DIRECTIONS FOR THIS TASK: Tally the lines with the word "fotos" and report the number alone.

DATA ROWS:
^^^^^^^^

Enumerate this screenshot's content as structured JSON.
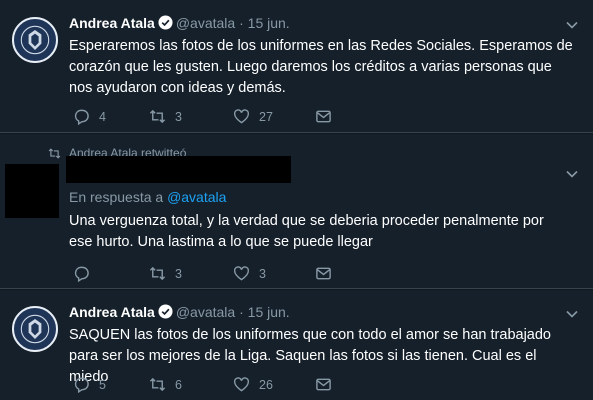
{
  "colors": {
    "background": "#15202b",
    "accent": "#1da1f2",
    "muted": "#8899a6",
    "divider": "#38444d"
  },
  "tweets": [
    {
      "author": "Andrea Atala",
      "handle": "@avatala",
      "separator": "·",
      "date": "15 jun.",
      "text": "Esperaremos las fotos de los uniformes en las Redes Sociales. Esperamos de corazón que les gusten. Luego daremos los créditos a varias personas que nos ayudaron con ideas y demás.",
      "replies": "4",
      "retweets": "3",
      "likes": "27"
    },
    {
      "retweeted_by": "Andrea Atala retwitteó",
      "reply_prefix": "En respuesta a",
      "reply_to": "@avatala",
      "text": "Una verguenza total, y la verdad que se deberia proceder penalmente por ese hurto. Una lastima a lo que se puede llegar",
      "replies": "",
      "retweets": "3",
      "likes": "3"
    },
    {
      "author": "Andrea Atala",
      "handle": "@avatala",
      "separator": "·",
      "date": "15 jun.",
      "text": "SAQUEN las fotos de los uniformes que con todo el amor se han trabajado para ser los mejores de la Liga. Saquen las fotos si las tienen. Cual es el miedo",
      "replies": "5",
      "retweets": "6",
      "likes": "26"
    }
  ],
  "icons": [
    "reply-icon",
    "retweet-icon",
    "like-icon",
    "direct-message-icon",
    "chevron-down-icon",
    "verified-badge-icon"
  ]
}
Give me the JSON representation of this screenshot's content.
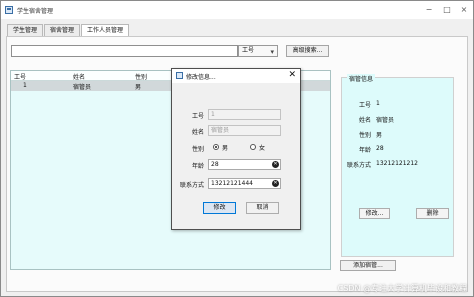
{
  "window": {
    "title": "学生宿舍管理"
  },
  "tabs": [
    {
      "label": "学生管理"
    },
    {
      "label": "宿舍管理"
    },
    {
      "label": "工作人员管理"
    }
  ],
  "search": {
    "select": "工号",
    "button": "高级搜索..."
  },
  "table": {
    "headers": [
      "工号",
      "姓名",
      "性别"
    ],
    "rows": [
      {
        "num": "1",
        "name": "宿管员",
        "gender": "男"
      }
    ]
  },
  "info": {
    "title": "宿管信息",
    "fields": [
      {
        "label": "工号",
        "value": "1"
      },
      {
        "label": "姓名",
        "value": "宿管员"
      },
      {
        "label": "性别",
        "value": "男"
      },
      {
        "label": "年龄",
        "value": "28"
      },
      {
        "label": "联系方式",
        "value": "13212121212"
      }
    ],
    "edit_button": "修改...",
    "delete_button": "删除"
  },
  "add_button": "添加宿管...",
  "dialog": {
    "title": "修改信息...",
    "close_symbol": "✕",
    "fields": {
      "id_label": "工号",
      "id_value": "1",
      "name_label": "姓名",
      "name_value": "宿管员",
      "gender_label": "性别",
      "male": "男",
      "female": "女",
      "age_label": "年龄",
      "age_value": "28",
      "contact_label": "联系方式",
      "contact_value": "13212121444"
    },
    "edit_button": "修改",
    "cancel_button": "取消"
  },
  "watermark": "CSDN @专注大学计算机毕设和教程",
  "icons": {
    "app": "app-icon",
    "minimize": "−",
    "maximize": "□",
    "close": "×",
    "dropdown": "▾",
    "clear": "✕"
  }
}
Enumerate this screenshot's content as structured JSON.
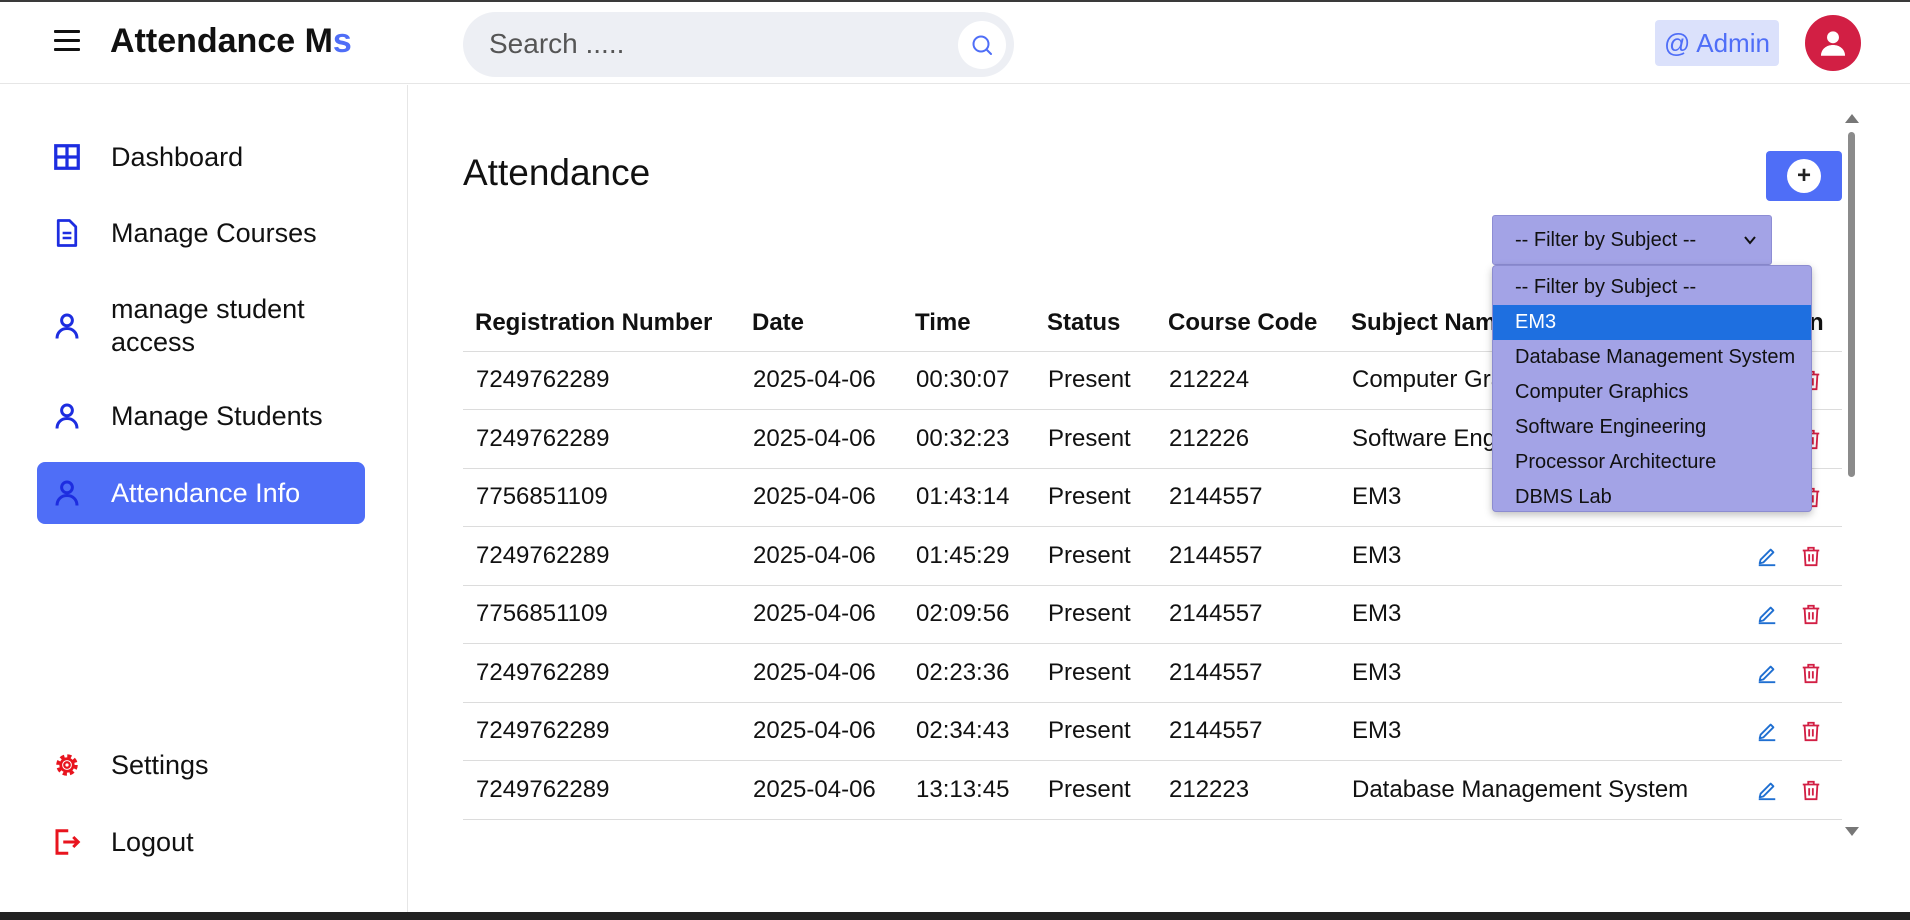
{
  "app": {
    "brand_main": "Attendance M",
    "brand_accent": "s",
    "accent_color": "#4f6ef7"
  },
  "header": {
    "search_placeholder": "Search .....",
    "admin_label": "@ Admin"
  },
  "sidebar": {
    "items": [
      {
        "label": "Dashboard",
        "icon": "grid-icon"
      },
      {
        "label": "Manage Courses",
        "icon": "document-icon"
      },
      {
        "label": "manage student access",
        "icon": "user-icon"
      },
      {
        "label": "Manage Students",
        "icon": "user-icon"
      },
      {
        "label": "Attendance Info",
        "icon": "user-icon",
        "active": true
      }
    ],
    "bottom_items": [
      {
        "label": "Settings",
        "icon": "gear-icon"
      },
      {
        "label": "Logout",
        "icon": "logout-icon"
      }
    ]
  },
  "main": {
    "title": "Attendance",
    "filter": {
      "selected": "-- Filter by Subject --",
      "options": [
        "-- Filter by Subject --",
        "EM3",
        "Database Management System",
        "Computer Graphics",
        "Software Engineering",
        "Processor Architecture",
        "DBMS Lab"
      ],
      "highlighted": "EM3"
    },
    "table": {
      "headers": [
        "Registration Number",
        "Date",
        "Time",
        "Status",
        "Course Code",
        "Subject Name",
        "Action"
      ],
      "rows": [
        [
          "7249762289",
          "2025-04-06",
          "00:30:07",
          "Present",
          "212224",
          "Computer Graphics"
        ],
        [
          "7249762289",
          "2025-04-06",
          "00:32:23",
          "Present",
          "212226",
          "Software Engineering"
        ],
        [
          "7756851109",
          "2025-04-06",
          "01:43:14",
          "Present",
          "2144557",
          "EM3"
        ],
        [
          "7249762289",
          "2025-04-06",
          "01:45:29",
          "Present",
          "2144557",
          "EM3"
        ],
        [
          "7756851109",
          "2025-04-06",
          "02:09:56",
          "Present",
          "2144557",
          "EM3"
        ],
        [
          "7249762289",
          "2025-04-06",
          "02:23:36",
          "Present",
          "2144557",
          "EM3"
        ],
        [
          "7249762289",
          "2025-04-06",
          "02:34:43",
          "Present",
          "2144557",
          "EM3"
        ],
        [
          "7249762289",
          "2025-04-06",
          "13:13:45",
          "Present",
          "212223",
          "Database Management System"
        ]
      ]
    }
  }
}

^^^^^^^^

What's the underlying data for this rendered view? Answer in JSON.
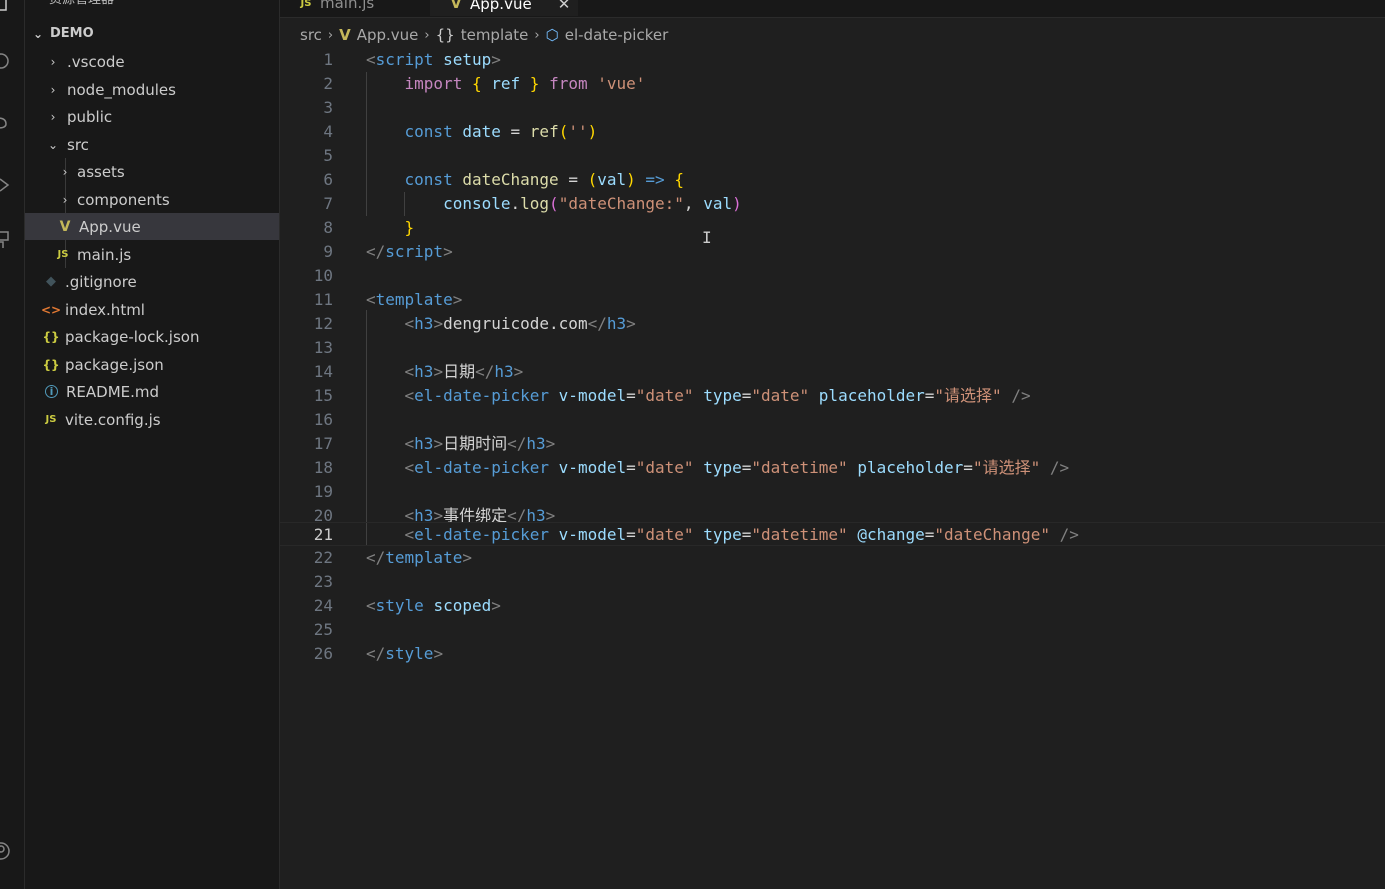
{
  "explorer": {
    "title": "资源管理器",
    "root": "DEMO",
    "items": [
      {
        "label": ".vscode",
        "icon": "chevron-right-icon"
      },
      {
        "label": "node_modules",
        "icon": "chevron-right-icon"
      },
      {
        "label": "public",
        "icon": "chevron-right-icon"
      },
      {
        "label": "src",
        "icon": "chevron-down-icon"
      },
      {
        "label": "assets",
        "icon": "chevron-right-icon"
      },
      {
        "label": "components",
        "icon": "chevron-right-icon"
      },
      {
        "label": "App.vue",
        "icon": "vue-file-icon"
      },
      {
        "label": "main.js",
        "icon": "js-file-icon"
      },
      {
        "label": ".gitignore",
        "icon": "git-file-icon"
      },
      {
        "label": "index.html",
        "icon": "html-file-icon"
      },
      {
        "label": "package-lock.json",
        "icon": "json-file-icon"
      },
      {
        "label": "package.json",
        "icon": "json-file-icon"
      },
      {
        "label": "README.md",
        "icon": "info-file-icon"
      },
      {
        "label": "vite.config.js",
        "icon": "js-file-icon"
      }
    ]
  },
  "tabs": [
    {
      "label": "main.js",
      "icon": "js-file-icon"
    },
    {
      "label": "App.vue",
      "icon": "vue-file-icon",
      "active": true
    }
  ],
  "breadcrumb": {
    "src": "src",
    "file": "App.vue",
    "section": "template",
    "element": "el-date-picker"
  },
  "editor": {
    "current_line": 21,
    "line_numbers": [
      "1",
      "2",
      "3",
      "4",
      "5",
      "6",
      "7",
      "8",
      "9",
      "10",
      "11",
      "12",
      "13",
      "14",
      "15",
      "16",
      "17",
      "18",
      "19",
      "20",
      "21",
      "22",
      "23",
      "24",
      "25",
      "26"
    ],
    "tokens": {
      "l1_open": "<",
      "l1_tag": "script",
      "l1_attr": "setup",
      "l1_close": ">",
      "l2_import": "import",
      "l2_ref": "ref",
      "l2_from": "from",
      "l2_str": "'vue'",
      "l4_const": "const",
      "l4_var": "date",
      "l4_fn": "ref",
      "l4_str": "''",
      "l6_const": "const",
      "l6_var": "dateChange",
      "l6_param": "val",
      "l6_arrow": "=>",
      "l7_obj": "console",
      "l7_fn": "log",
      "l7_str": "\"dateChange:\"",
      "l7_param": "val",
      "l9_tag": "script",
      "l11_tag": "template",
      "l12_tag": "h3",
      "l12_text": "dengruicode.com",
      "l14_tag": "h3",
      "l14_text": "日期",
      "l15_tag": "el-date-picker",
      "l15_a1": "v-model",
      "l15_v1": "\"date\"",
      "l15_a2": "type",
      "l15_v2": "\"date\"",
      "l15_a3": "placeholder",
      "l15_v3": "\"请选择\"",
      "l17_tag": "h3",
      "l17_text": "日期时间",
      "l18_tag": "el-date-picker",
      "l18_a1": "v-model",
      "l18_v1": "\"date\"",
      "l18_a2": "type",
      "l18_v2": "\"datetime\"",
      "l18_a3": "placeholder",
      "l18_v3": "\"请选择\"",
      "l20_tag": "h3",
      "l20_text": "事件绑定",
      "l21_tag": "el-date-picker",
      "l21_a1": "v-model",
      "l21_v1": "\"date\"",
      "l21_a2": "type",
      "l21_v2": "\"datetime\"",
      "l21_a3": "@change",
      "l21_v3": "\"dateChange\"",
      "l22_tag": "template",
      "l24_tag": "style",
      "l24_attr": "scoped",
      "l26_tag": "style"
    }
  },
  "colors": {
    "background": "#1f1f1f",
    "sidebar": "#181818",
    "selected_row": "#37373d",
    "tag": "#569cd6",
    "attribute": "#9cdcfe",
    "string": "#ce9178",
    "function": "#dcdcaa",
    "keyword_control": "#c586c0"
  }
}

^^^^^^^^

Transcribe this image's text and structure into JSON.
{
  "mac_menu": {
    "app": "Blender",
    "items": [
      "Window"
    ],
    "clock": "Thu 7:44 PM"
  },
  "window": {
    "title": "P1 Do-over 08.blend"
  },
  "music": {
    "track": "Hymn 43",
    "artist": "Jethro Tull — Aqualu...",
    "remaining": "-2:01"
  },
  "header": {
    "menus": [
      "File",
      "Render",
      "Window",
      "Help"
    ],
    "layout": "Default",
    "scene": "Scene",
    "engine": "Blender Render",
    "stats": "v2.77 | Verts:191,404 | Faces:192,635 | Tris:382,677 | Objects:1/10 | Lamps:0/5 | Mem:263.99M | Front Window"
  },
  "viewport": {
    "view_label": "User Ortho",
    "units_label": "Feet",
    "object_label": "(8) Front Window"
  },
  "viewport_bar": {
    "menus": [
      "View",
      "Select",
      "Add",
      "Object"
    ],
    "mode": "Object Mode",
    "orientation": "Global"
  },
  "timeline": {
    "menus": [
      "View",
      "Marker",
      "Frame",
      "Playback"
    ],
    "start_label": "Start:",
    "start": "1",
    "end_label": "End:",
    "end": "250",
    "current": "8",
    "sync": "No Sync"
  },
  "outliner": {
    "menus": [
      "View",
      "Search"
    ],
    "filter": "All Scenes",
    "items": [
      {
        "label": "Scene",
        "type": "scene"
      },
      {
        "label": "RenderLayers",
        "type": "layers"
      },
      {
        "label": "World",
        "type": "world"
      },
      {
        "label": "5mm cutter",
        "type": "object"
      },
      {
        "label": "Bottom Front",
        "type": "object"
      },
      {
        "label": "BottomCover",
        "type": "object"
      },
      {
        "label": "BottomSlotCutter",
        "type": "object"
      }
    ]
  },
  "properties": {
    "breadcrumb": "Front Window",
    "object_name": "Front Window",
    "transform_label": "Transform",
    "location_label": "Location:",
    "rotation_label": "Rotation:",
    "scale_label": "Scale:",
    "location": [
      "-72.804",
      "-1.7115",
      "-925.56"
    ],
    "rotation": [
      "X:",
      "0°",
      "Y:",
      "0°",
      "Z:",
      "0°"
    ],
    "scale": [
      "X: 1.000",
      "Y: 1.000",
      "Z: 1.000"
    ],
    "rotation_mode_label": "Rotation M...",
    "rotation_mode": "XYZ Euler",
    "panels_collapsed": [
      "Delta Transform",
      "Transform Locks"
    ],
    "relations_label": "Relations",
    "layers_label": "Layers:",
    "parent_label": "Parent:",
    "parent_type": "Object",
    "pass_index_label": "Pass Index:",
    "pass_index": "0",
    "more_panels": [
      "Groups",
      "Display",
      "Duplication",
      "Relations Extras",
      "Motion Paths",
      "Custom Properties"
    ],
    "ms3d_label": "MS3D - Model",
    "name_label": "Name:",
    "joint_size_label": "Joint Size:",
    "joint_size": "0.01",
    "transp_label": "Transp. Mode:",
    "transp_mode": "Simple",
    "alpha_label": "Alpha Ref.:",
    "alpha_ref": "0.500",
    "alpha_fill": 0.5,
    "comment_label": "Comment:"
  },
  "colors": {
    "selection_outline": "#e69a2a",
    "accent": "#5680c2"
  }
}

^^^^^^^^

OUTPUT: 2